Records from a collection of figures
◇ ◇ ◇ ◇

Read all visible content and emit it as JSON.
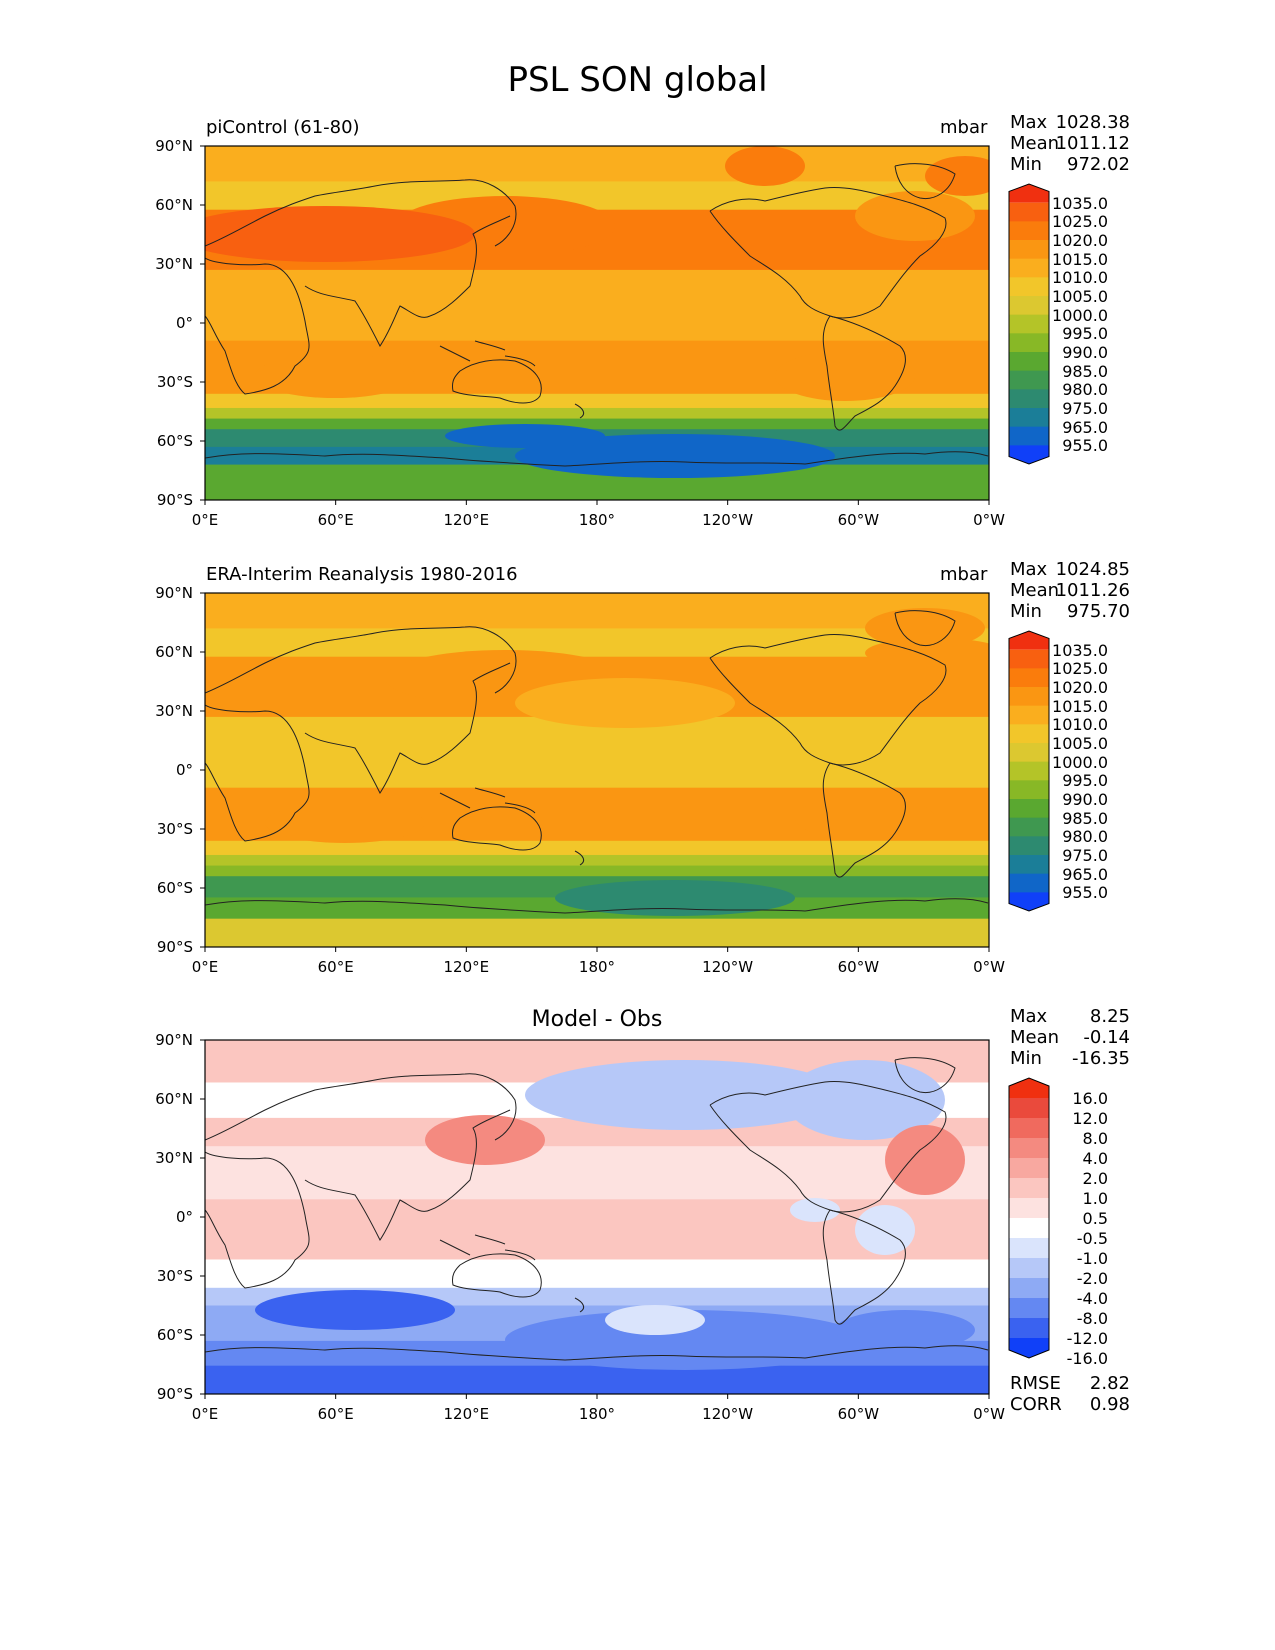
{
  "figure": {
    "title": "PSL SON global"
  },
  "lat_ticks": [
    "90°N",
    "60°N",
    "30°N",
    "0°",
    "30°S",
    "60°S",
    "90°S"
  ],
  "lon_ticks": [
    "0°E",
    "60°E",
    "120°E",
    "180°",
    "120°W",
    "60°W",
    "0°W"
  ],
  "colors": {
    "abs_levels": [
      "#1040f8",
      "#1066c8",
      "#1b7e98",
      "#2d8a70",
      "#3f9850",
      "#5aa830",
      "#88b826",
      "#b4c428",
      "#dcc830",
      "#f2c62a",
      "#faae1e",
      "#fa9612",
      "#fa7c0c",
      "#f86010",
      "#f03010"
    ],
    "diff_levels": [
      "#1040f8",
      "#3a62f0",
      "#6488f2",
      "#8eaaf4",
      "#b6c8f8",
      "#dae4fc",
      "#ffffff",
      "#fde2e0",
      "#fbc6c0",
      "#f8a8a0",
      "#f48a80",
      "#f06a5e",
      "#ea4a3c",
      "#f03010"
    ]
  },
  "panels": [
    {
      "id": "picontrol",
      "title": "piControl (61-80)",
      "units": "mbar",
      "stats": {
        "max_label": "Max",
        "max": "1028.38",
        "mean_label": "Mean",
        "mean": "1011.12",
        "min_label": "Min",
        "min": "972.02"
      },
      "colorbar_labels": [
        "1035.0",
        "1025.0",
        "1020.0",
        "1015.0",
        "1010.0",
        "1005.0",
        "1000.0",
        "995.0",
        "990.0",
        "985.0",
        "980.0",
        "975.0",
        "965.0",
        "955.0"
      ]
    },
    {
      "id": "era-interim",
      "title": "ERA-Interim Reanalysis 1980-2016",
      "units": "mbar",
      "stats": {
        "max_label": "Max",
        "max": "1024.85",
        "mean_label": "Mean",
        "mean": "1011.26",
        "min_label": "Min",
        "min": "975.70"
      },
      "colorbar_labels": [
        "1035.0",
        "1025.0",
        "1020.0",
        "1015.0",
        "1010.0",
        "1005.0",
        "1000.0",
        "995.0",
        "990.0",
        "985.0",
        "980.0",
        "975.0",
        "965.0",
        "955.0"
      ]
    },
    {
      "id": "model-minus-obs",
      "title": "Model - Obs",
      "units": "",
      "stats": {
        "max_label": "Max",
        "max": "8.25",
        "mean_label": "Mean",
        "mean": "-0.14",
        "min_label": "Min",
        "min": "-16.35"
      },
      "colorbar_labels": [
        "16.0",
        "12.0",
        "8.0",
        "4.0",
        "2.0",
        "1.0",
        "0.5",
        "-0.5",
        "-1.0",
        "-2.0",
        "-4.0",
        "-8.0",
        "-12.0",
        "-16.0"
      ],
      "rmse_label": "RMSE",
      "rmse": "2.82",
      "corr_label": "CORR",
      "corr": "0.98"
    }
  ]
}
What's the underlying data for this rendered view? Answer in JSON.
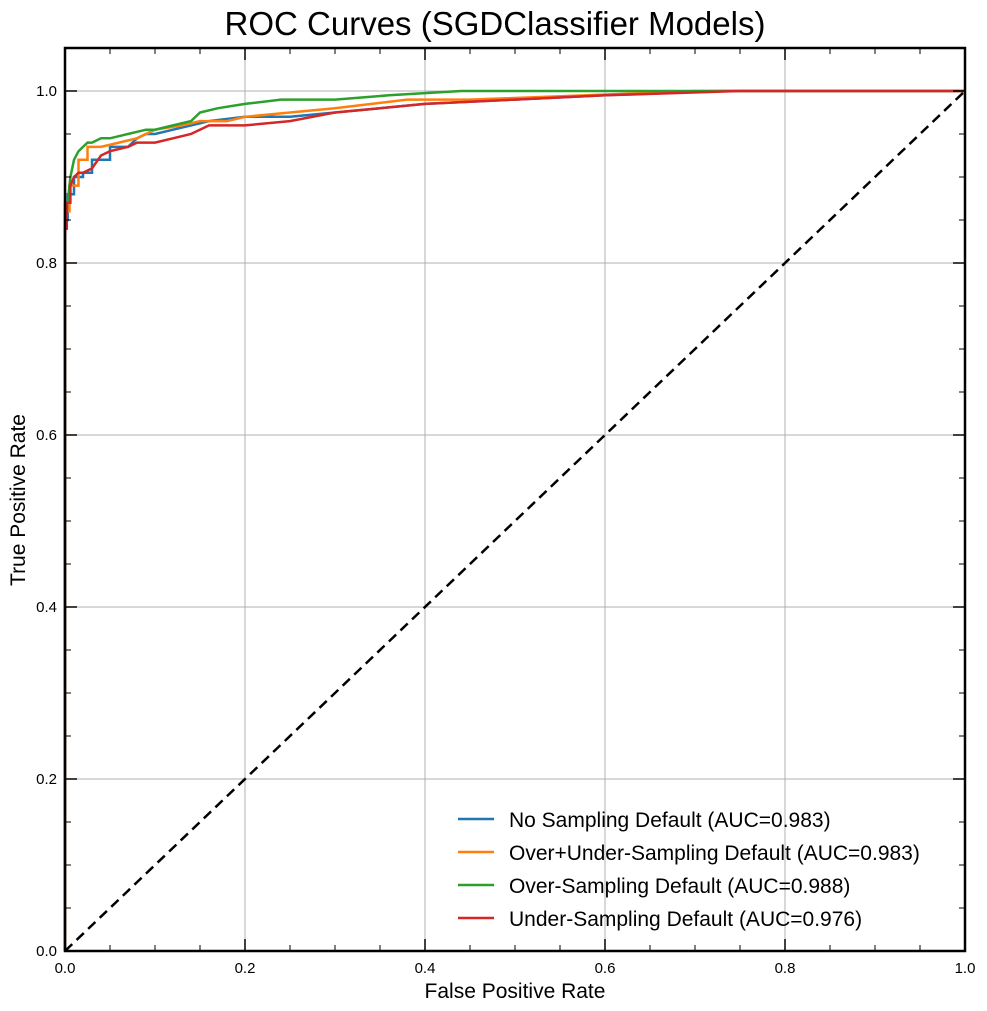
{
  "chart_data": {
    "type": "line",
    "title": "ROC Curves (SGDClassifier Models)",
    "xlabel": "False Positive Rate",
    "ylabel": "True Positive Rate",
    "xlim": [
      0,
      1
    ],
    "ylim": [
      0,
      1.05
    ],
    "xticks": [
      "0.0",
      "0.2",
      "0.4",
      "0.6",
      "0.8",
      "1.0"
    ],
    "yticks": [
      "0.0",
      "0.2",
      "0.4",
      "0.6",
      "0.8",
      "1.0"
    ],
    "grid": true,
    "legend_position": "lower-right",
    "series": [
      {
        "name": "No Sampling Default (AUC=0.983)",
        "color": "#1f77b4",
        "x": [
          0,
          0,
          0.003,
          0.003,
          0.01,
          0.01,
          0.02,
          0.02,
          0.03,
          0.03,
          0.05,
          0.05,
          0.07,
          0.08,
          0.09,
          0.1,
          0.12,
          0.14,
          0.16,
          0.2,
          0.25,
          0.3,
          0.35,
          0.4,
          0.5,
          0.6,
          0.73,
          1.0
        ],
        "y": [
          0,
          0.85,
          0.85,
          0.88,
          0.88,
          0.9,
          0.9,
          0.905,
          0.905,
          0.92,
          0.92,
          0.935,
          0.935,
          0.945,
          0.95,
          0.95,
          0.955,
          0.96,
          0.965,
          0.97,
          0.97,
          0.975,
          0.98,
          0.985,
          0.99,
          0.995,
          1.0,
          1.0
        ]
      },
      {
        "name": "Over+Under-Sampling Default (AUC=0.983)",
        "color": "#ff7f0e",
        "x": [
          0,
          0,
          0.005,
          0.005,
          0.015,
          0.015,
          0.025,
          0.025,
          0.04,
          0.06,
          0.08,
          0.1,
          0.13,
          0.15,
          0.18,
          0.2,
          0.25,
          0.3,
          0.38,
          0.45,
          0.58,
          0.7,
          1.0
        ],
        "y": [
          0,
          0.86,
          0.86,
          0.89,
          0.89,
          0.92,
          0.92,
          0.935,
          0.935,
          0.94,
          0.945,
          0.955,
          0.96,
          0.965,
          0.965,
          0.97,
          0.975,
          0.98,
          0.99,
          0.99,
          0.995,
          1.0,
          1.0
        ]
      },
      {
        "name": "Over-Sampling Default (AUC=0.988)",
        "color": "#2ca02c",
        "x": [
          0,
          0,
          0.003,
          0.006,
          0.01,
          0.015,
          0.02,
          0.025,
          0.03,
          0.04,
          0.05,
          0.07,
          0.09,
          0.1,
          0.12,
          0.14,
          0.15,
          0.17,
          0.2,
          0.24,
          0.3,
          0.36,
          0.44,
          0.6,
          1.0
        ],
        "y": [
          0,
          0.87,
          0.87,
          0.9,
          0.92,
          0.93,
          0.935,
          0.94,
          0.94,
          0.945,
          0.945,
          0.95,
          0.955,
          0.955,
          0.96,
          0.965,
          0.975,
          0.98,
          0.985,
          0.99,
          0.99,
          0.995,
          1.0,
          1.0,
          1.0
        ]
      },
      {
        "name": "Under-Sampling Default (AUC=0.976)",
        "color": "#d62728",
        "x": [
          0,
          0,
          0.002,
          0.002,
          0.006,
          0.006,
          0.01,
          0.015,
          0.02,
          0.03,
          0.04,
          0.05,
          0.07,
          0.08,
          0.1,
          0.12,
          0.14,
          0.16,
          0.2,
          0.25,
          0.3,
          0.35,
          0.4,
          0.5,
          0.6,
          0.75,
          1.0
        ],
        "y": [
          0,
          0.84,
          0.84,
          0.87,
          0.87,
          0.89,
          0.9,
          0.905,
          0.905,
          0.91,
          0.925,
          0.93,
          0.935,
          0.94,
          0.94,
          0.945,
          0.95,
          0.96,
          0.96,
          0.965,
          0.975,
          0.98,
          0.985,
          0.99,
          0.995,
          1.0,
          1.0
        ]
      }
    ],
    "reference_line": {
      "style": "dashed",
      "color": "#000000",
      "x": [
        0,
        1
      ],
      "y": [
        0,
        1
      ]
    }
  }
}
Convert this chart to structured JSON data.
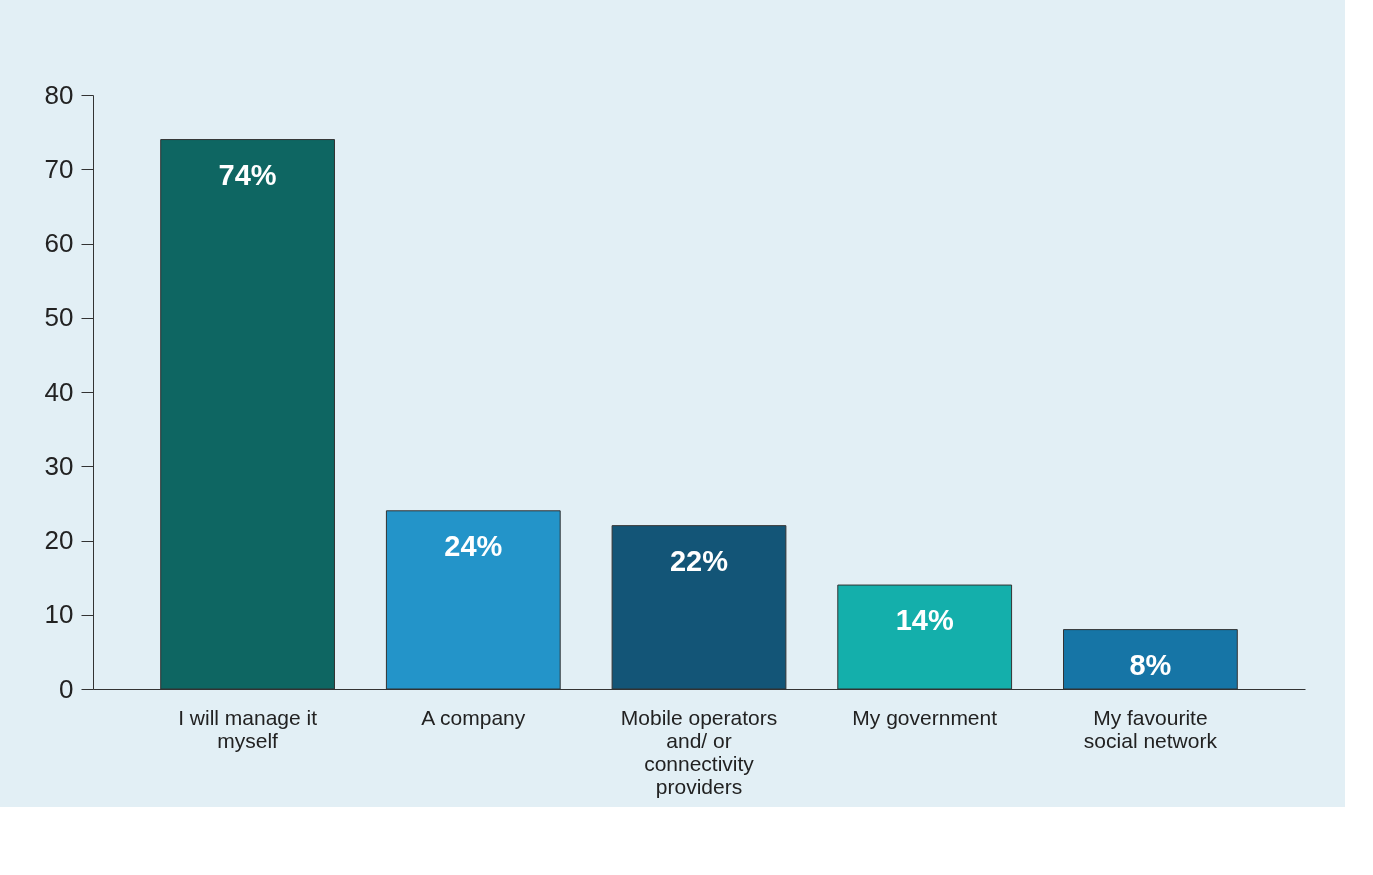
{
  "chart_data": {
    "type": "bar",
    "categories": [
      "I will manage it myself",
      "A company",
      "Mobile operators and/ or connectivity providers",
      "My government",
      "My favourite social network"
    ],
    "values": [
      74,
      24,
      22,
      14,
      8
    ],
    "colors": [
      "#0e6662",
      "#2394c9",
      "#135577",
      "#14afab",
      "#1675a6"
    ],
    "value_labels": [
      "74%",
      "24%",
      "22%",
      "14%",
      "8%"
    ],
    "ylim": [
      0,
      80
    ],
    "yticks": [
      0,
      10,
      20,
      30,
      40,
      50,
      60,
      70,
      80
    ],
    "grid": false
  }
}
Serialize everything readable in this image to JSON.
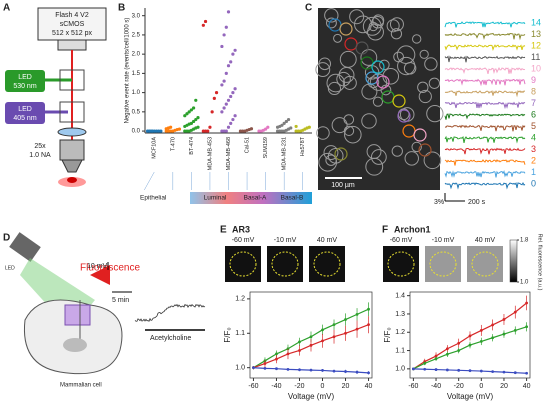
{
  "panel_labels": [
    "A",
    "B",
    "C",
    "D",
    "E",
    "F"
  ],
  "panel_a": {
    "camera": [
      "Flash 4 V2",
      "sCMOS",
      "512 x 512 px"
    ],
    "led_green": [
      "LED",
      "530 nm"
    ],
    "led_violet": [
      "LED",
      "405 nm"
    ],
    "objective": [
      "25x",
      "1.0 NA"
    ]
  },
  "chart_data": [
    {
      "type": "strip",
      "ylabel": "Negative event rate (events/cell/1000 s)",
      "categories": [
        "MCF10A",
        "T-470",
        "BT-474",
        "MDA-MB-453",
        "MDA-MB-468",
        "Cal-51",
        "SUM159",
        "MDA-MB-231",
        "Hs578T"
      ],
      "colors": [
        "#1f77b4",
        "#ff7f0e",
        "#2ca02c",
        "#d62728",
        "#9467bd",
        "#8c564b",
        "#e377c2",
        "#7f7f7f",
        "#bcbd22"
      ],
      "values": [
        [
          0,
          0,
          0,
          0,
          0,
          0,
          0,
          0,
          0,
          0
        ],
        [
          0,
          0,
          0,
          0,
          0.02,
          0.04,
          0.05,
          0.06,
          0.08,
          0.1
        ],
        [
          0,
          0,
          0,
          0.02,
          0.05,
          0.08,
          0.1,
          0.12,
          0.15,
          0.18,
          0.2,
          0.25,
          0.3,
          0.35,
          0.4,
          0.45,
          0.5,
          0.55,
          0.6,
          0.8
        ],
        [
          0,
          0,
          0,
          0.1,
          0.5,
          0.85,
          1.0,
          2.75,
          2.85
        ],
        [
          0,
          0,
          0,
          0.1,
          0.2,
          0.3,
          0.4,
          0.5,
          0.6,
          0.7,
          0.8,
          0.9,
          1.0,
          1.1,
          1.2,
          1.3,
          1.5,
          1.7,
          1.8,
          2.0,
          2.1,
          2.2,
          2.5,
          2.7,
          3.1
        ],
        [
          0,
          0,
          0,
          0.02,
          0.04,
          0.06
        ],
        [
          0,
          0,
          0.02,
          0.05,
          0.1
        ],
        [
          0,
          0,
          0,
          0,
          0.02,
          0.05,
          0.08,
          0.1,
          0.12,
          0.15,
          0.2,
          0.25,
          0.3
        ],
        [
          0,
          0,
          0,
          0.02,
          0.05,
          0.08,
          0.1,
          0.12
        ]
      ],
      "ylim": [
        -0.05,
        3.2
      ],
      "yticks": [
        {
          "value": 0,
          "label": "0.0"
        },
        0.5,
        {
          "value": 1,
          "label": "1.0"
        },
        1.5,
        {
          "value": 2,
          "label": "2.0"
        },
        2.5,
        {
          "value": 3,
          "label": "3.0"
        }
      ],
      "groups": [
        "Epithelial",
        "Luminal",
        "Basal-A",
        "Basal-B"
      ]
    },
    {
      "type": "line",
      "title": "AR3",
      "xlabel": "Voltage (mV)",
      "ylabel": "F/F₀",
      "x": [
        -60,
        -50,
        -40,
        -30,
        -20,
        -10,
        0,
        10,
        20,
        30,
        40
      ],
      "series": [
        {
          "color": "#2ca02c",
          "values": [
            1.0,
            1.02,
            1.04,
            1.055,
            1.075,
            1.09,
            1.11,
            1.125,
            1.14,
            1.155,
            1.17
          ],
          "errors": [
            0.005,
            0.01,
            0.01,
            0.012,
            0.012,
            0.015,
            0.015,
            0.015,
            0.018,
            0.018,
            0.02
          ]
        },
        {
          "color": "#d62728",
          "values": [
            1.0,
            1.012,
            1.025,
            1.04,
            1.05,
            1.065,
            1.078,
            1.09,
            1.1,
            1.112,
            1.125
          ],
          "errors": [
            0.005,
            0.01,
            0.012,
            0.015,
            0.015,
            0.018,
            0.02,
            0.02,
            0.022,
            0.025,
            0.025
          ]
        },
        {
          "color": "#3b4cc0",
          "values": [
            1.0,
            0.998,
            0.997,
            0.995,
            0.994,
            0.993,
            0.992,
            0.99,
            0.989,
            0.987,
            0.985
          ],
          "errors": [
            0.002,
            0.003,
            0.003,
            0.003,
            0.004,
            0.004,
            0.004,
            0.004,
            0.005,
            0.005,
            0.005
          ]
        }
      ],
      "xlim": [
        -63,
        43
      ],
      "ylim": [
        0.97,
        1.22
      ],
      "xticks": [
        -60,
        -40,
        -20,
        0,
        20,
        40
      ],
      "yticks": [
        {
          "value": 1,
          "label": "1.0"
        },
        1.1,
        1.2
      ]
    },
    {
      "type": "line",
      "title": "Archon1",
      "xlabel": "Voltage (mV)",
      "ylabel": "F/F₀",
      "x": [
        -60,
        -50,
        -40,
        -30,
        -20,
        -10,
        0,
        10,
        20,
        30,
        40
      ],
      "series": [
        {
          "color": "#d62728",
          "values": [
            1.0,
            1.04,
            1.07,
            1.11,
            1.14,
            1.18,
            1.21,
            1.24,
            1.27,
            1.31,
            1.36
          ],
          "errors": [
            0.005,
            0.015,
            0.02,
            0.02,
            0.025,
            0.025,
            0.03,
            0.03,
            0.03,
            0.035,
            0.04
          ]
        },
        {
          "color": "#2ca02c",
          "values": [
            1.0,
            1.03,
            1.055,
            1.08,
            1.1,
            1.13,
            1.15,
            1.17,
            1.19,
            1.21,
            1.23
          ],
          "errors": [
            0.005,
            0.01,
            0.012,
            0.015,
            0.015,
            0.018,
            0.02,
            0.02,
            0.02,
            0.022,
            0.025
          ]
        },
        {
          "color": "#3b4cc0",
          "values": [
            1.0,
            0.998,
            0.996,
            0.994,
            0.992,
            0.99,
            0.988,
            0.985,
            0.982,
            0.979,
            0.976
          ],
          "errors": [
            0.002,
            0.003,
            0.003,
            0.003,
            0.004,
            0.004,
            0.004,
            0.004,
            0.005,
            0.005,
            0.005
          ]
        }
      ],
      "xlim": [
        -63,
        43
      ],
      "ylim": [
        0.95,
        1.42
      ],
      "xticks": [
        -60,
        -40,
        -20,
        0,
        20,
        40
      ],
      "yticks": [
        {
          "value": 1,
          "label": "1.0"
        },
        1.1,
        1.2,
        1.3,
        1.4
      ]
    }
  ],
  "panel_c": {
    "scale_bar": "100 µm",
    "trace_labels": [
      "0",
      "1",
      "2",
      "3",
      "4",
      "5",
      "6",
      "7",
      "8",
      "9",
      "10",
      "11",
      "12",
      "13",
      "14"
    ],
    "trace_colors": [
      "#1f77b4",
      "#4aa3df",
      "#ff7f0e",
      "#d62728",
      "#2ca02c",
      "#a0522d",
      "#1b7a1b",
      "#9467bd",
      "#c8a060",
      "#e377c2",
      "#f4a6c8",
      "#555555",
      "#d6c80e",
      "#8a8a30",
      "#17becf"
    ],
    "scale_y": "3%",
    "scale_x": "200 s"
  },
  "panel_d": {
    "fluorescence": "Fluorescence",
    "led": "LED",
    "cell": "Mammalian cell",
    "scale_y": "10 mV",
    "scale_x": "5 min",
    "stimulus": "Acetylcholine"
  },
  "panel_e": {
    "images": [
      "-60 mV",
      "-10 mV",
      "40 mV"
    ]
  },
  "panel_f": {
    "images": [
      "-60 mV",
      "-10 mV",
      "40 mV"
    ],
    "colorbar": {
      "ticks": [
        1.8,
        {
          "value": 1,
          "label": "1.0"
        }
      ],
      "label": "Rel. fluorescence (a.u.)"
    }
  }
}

◇ ◇ ◇ ◇

> What to work on: Pick out the lines that include the word "JSON" and write them out.

> Solution to this exercise:
Read all visible content and emit it as JSON.
What's the underlying data for this rendered view? Answer in JSON.
Convert this chart to structured JSON data.
Serialize everything readable in this image to JSON.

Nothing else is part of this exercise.